• **Given records**
— Start —

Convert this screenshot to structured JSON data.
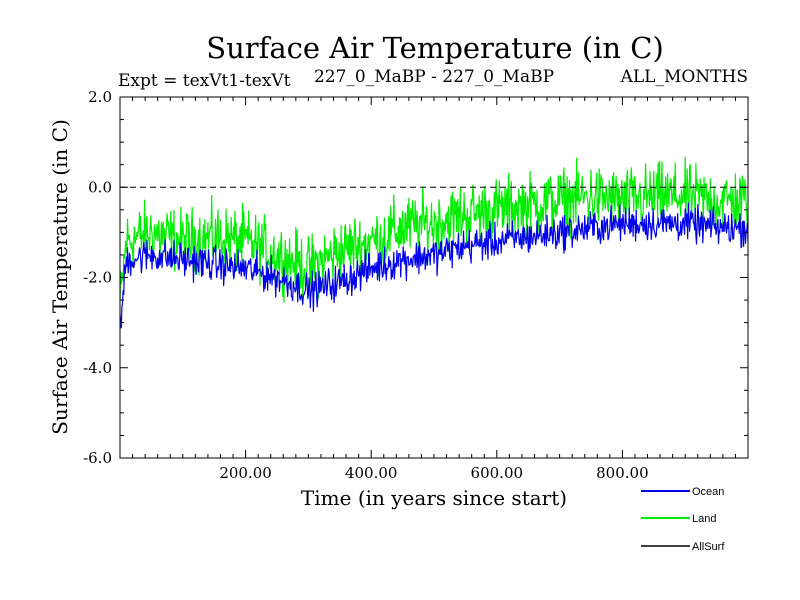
{
  "chart_data": {
    "type": "line",
    "title": "Surface Air Temperature (in C)",
    "experiment": "Expt = texVt1-texVt",
    "comparison": "227_0_MaBP - 227_0_MaBP",
    "period": "ALL_MONTHS",
    "xlabel": "Time (in years since start)",
    "ylabel": "Surface Air Temperature (in C)",
    "xlim": [
      0,
      1000
    ],
    "ylim": [
      -6.0,
      2.0
    ],
    "x_ticks": [
      {
        "value": 200,
        "label": "200.00"
      },
      {
        "value": 400,
        "label": "400.00"
      },
      {
        "value": 600,
        "label": "600.00"
      },
      {
        "value": 800,
        "label": "800.00"
      }
    ],
    "y_ticks": [
      {
        "value": 2.0,
        "label": "2.0"
      },
      {
        "value": 0.0,
        "label": "0.0"
      },
      {
        "value": -2.0,
        "label": "-2.0"
      },
      {
        "value": -4.0,
        "label": "-4.0"
      },
      {
        "value": -6.0,
        "label": "-6.0"
      }
    ],
    "reference_line": {
      "value": 0.0,
      "style": "dashed"
    },
    "series": [
      {
        "name": "Land",
        "color": "#00ee00",
        "trend": [
          [
            0,
            -2.6
          ],
          [
            10,
            -1.2
          ],
          [
            50,
            -1.0
          ],
          [
            100,
            -1.2
          ],
          [
            150,
            -1.1
          ],
          [
            200,
            -1.2
          ],
          [
            250,
            -1.5
          ],
          [
            300,
            -1.8
          ],
          [
            350,
            -1.4
          ],
          [
            400,
            -1.2
          ],
          [
            450,
            -0.9
          ],
          [
            500,
            -0.8
          ],
          [
            550,
            -0.6
          ],
          [
            600,
            -0.5
          ],
          [
            650,
            -0.4
          ],
          [
            700,
            -0.3
          ],
          [
            750,
            -0.2
          ],
          [
            800,
            -0.3
          ],
          [
            850,
            -0.2
          ],
          [
            900,
            -0.2
          ],
          [
            950,
            -0.3
          ],
          [
            1000,
            -0.3
          ]
        ],
        "spread": 1.0
      },
      {
        "name": "Ocean",
        "color": "#0000ee",
        "trend": [
          [
            0,
            -3.2
          ],
          [
            10,
            -1.6
          ],
          [
            50,
            -1.5
          ],
          [
            100,
            -1.6
          ],
          [
            150,
            -1.7
          ],
          [
            200,
            -1.8
          ],
          [
            250,
            -2.0
          ],
          [
            300,
            -2.3
          ],
          [
            350,
            -2.1
          ],
          [
            400,
            -1.8
          ],
          [
            450,
            -1.6
          ],
          [
            500,
            -1.5
          ],
          [
            550,
            -1.3
          ],
          [
            600,
            -1.2
          ],
          [
            650,
            -1.1
          ],
          [
            700,
            -1.0
          ],
          [
            750,
            -0.9
          ],
          [
            800,
            -0.8
          ],
          [
            850,
            -0.8
          ],
          [
            900,
            -0.8
          ],
          [
            950,
            -0.9
          ],
          [
            1000,
            -0.9
          ]
        ],
        "spread": 0.55
      },
      {
        "name": "AllSurf",
        "color": "#000000",
        "trend": [],
        "spread": 0
      }
    ],
    "legend": [
      {
        "name": "Ocean",
        "color": "#0000ee"
      },
      {
        "name": "Land",
        "color": "#00ee00"
      },
      {
        "name": "AllSurf",
        "color": "#000000"
      }
    ],
    "legend_position": "bottom-right"
  }
}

— End —

• **Directive**
Every entry should be returned exactly as written, minus the pictures.

• **Result of this exercise**
Convert this screenshot to structured JSON data.
{
  "chart_data": {
    "type": "line",
    "title": "Surface Air Temperature (in C)",
    "experiment": "Expt = texVt1-texVt",
    "comparison": "227_0_MaBP - 227_0_MaBP",
    "period": "ALL_MONTHS",
    "xlabel": "Time (in years since start)",
    "ylabel": "Surface Air Temperature (in C)",
    "xlim": [
      0,
      1000
    ],
    "ylim": [
      -6.0,
      2.0
    ],
    "x_ticks": [
      {
        "value": 200,
        "label": "200.00"
      },
      {
        "value": 400,
        "label": "400.00"
      },
      {
        "value": 600,
        "label": "600.00"
      },
      {
        "value": 800,
        "label": "800.00"
      }
    ],
    "y_ticks": [
      {
        "value": 2.0,
        "label": "2.0"
      },
      {
        "value": 0.0,
        "label": "0.0"
      },
      {
        "value": -2.0,
        "label": "-2.0"
      },
      {
        "value": -4.0,
        "label": "-4.0"
      },
      {
        "value": -6.0,
        "label": "-6.0"
      }
    ],
    "reference_line": {
      "value": 0.0,
      "style": "dashed"
    },
    "series": [
      {
        "name": "Land",
        "color": "#00ee00",
        "trend": [
          [
            0,
            -2.6
          ],
          [
            10,
            -1.2
          ],
          [
            50,
            -1.0
          ],
          [
            100,
            -1.2
          ],
          [
            150,
            -1.1
          ],
          [
            200,
            -1.2
          ],
          [
            250,
            -1.5
          ],
          [
            300,
            -1.8
          ],
          [
            350,
            -1.4
          ],
          [
            400,
            -1.2
          ],
          [
            450,
            -0.9
          ],
          [
            500,
            -0.8
          ],
          [
            550,
            -0.6
          ],
          [
            600,
            -0.5
          ],
          [
            650,
            -0.4
          ],
          [
            700,
            -0.3
          ],
          [
            750,
            -0.2
          ],
          [
            800,
            -0.3
          ],
          [
            850,
            -0.2
          ],
          [
            900,
            -0.2
          ],
          [
            950,
            -0.3
          ],
          [
            1000,
            -0.3
          ]
        ],
        "spread": 1.0
      },
      {
        "name": "Ocean",
        "color": "#0000ee",
        "trend": [
          [
            0,
            -3.2
          ],
          [
            10,
            -1.6
          ],
          [
            50,
            -1.5
          ],
          [
            100,
            -1.6
          ],
          [
            150,
            -1.7
          ],
          [
            200,
            -1.8
          ],
          [
            250,
            -2.0
          ],
          [
            300,
            -2.3
          ],
          [
            350,
            -2.1
          ],
          [
            400,
            -1.8
          ],
          [
            450,
            -1.6
          ],
          [
            500,
            -1.5
          ],
          [
            550,
            -1.3
          ],
          [
            600,
            -1.2
          ],
          [
            650,
            -1.1
          ],
          [
            700,
            -1.0
          ],
          [
            750,
            -0.9
          ],
          [
            800,
            -0.8
          ],
          [
            850,
            -0.8
          ],
          [
            900,
            -0.8
          ],
          [
            950,
            -0.9
          ],
          [
            1000,
            -0.9
          ]
        ],
        "spread": 0.55
      },
      {
        "name": "AllSurf",
        "color": "#000000",
        "trend": [],
        "spread": 0
      }
    ],
    "legend": [
      {
        "name": "Ocean",
        "color": "#0000ee"
      },
      {
        "name": "Land",
        "color": "#00ee00"
      },
      {
        "name": "AllSurf",
        "color": "#000000"
      }
    ],
    "legend_position": "bottom-right"
  }
}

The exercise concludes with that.